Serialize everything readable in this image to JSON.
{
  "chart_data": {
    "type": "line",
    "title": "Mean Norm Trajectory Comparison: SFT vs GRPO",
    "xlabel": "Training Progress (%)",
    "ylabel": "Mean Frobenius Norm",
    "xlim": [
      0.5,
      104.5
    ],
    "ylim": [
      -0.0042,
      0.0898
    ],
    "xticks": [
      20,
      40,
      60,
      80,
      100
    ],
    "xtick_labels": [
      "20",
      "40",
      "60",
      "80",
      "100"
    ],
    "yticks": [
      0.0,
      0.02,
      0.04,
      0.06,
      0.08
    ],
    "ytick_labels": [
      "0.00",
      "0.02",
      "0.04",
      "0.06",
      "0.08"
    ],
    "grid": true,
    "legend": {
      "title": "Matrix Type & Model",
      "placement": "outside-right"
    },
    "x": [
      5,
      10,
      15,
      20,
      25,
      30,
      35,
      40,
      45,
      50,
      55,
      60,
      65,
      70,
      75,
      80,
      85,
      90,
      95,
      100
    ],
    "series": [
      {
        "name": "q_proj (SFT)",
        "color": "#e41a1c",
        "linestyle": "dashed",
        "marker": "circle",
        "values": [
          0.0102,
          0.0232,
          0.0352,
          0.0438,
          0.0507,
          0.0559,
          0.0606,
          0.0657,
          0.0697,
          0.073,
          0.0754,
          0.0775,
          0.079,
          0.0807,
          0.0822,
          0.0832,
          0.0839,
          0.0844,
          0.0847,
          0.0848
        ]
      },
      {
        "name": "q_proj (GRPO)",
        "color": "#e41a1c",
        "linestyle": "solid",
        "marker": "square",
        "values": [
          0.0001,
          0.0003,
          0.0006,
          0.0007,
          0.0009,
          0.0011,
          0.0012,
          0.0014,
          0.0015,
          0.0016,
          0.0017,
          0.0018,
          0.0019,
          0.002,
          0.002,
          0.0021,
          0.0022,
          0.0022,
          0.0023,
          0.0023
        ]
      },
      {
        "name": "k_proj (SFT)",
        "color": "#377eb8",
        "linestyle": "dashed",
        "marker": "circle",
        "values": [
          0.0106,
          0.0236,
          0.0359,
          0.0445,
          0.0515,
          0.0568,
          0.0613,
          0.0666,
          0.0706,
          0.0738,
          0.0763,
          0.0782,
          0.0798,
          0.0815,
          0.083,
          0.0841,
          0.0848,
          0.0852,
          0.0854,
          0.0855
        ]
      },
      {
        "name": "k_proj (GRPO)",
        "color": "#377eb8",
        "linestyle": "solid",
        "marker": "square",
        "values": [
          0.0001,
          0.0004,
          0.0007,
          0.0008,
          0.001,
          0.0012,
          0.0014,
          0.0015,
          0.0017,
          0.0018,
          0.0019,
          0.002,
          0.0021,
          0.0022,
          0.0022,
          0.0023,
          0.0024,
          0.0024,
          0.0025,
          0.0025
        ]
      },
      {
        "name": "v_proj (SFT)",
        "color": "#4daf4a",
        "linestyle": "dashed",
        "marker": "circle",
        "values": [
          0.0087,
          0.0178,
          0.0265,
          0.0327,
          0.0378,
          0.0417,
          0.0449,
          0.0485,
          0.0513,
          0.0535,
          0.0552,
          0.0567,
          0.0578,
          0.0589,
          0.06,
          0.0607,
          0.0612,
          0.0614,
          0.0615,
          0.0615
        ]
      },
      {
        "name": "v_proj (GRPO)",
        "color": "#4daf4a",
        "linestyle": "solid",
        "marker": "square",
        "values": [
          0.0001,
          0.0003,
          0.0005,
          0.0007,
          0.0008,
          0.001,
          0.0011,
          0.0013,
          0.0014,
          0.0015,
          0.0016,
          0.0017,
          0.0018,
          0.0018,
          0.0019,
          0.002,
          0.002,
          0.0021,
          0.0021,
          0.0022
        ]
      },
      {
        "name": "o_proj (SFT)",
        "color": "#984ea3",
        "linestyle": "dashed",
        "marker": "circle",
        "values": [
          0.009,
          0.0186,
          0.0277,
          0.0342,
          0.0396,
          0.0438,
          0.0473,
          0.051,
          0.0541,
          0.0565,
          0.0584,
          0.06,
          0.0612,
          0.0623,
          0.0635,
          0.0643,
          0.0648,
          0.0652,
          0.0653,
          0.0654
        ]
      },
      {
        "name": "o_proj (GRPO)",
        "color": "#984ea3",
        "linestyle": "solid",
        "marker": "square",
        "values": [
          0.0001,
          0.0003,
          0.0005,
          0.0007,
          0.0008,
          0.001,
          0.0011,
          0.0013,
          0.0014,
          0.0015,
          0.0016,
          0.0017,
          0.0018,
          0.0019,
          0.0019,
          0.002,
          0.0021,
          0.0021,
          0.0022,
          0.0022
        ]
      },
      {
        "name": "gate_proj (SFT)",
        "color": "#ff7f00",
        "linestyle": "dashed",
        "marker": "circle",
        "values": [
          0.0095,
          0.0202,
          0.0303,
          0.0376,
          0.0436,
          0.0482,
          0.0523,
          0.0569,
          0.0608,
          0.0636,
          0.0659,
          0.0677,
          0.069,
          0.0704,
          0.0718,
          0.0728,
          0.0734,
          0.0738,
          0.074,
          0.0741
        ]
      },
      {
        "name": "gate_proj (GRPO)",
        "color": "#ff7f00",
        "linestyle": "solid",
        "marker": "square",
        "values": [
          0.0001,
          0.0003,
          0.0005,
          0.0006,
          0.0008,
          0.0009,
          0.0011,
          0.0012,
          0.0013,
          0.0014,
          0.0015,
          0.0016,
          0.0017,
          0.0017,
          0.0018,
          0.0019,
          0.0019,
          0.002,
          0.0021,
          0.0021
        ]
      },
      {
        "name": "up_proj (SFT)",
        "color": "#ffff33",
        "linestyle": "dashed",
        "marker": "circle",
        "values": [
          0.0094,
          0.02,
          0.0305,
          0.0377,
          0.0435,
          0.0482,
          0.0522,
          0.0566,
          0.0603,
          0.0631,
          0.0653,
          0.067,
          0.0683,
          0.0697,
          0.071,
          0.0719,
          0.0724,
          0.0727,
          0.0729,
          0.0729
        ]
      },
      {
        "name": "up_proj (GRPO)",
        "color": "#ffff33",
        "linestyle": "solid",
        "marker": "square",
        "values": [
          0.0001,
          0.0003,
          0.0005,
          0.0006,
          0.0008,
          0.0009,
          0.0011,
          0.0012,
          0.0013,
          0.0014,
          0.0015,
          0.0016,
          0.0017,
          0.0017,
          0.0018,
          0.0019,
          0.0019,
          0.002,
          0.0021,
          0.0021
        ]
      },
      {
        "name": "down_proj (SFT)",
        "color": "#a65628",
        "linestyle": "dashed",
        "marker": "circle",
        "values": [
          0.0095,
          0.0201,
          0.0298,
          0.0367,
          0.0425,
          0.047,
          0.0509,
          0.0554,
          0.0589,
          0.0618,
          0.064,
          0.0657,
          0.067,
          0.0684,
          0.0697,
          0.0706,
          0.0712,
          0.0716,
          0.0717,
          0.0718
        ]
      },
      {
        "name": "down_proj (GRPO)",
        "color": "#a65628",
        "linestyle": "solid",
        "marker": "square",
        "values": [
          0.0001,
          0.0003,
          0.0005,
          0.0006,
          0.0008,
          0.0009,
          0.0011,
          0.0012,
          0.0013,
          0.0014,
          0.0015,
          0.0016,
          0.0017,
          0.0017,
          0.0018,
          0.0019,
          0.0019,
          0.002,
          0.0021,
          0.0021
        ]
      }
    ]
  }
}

________

▶ **Problem requirements**
Output the records above in their entirety, exactly.

▶ **Answer to the task**
Serialize everything readable in this image to JSON.
{
  "chart_data": {
    "type": "line",
    "title": "Mean Norm Trajectory Comparison: SFT vs GRPO",
    "xlabel": "Training Progress (%)",
    "ylabel": "Mean Frobenius Norm",
    "xlim": [
      0.5,
      104.5
    ],
    "ylim": [
      -0.0042,
      0.0898
    ],
    "xticks": [
      20,
      40,
      60,
      80,
      100
    ],
    "xtick_labels": [
      "20",
      "40",
      "60",
      "80",
      "100"
    ],
    "yticks": [
      0.0,
      0.02,
      0.04,
      0.06,
      0.08
    ],
    "ytick_labels": [
      "0.00",
      "0.02",
      "0.04",
      "0.06",
      "0.08"
    ],
    "grid": true,
    "legend": {
      "title": "Matrix Type & Model",
      "placement": "outside-right"
    },
    "x": [
      5,
      10,
      15,
      20,
      25,
      30,
      35,
      40,
      45,
      50,
      55,
      60,
      65,
      70,
      75,
      80,
      85,
      90,
      95,
      100
    ],
    "series": [
      {
        "name": "q_proj (SFT)",
        "color": "#e41a1c",
        "linestyle": "dashed",
        "marker": "circle",
        "values": [
          0.0102,
          0.0232,
          0.0352,
          0.0438,
          0.0507,
          0.0559,
          0.0606,
          0.0657,
          0.0697,
          0.073,
          0.0754,
          0.0775,
          0.079,
          0.0807,
          0.0822,
          0.0832,
          0.0839,
          0.0844,
          0.0847,
          0.0848
        ]
      },
      {
        "name": "q_proj (GRPO)",
        "color": "#e41a1c",
        "linestyle": "solid",
        "marker": "square",
        "values": [
          0.0001,
          0.0003,
          0.0006,
          0.0007,
          0.0009,
          0.0011,
          0.0012,
          0.0014,
          0.0015,
          0.0016,
          0.0017,
          0.0018,
          0.0019,
          0.002,
          0.002,
          0.0021,
          0.0022,
          0.0022,
          0.0023,
          0.0023
        ]
      },
      {
        "name": "k_proj (SFT)",
        "color": "#377eb8",
        "linestyle": "dashed",
        "marker": "circle",
        "values": [
          0.0106,
          0.0236,
          0.0359,
          0.0445,
          0.0515,
          0.0568,
          0.0613,
          0.0666,
          0.0706,
          0.0738,
          0.0763,
          0.0782,
          0.0798,
          0.0815,
          0.083,
          0.0841,
          0.0848,
          0.0852,
          0.0854,
          0.0855
        ]
      },
      {
        "name": "k_proj (GRPO)",
        "color": "#377eb8",
        "linestyle": "solid",
        "marker": "square",
        "values": [
          0.0001,
          0.0004,
          0.0007,
          0.0008,
          0.001,
          0.0012,
          0.0014,
          0.0015,
          0.0017,
          0.0018,
          0.0019,
          0.002,
          0.0021,
          0.0022,
          0.0022,
          0.0023,
          0.0024,
          0.0024,
          0.0025,
          0.0025
        ]
      },
      {
        "name": "v_proj (SFT)",
        "color": "#4daf4a",
        "linestyle": "dashed",
        "marker": "circle",
        "values": [
          0.0087,
          0.0178,
          0.0265,
          0.0327,
          0.0378,
          0.0417,
          0.0449,
          0.0485,
          0.0513,
          0.0535,
          0.0552,
          0.0567,
          0.0578,
          0.0589,
          0.06,
          0.0607,
          0.0612,
          0.0614,
          0.0615,
          0.0615
        ]
      },
      {
        "name": "v_proj (GRPO)",
        "color": "#4daf4a",
        "linestyle": "solid",
        "marker": "square",
        "values": [
          0.0001,
          0.0003,
          0.0005,
          0.0007,
          0.0008,
          0.001,
          0.0011,
          0.0013,
          0.0014,
          0.0015,
          0.0016,
          0.0017,
          0.0018,
          0.0018,
          0.0019,
          0.002,
          0.002,
          0.0021,
          0.0021,
          0.0022
        ]
      },
      {
        "name": "o_proj (SFT)",
        "color": "#984ea3",
        "linestyle": "dashed",
        "marker": "circle",
        "values": [
          0.009,
          0.0186,
          0.0277,
          0.0342,
          0.0396,
          0.0438,
          0.0473,
          0.051,
          0.0541,
          0.0565,
          0.0584,
          0.06,
          0.0612,
          0.0623,
          0.0635,
          0.0643,
          0.0648,
          0.0652,
          0.0653,
          0.0654
        ]
      },
      {
        "name": "o_proj (GRPO)",
        "color": "#984ea3",
        "linestyle": "solid",
        "marker": "square",
        "values": [
          0.0001,
          0.0003,
          0.0005,
          0.0007,
          0.0008,
          0.001,
          0.0011,
          0.0013,
          0.0014,
          0.0015,
          0.0016,
          0.0017,
          0.0018,
          0.0019,
          0.0019,
          0.002,
          0.0021,
          0.0021,
          0.0022,
          0.0022
        ]
      },
      {
        "name": "gate_proj (SFT)",
        "color": "#ff7f00",
        "linestyle": "dashed",
        "marker": "circle",
        "values": [
          0.0095,
          0.0202,
          0.0303,
          0.0376,
          0.0436,
          0.0482,
          0.0523,
          0.0569,
          0.0608,
          0.0636,
          0.0659,
          0.0677,
          0.069,
          0.0704,
          0.0718,
          0.0728,
          0.0734,
          0.0738,
          0.074,
          0.0741
        ]
      },
      {
        "name": "gate_proj (GRPO)",
        "color": "#ff7f00",
        "linestyle": "solid",
        "marker": "square",
        "values": [
          0.0001,
          0.0003,
          0.0005,
          0.0006,
          0.0008,
          0.0009,
          0.0011,
          0.0012,
          0.0013,
          0.0014,
          0.0015,
          0.0016,
          0.0017,
          0.0017,
          0.0018,
          0.0019,
          0.0019,
          0.002,
          0.0021,
          0.0021
        ]
      },
      {
        "name": "up_proj (SFT)",
        "color": "#ffff33",
        "linestyle": "dashed",
        "marker": "circle",
        "values": [
          0.0094,
          0.02,
          0.0305,
          0.0377,
          0.0435,
          0.0482,
          0.0522,
          0.0566,
          0.0603,
          0.0631,
          0.0653,
          0.067,
          0.0683,
          0.0697,
          0.071,
          0.0719,
          0.0724,
          0.0727,
          0.0729,
          0.0729
        ]
      },
      {
        "name": "up_proj (GRPO)",
        "color": "#ffff33",
        "linestyle": "solid",
        "marker": "square",
        "values": [
          0.0001,
          0.0003,
          0.0005,
          0.0006,
          0.0008,
          0.0009,
          0.0011,
          0.0012,
          0.0013,
          0.0014,
          0.0015,
          0.0016,
          0.0017,
          0.0017,
          0.0018,
          0.0019,
          0.0019,
          0.002,
          0.0021,
          0.0021
        ]
      },
      {
        "name": "down_proj (SFT)",
        "color": "#a65628",
        "linestyle": "dashed",
        "marker": "circle",
        "values": [
          0.0095,
          0.0201,
          0.0298,
          0.0367,
          0.0425,
          0.047,
          0.0509,
          0.0554,
          0.0589,
          0.0618,
          0.064,
          0.0657,
          0.067,
          0.0684,
          0.0697,
          0.0706,
          0.0712,
          0.0716,
          0.0717,
          0.0718
        ]
      },
      {
        "name": "down_proj (GRPO)",
        "color": "#a65628",
        "linestyle": "solid",
        "marker": "square",
        "values": [
          0.0001,
          0.0003,
          0.0005,
          0.0006,
          0.0008,
          0.0009,
          0.0011,
          0.0012,
          0.0013,
          0.0014,
          0.0015,
          0.0016,
          0.0017,
          0.0017,
          0.0018,
          0.0019,
          0.0019,
          0.002,
          0.0021,
          0.0021
        ]
      }
    ]
  }
}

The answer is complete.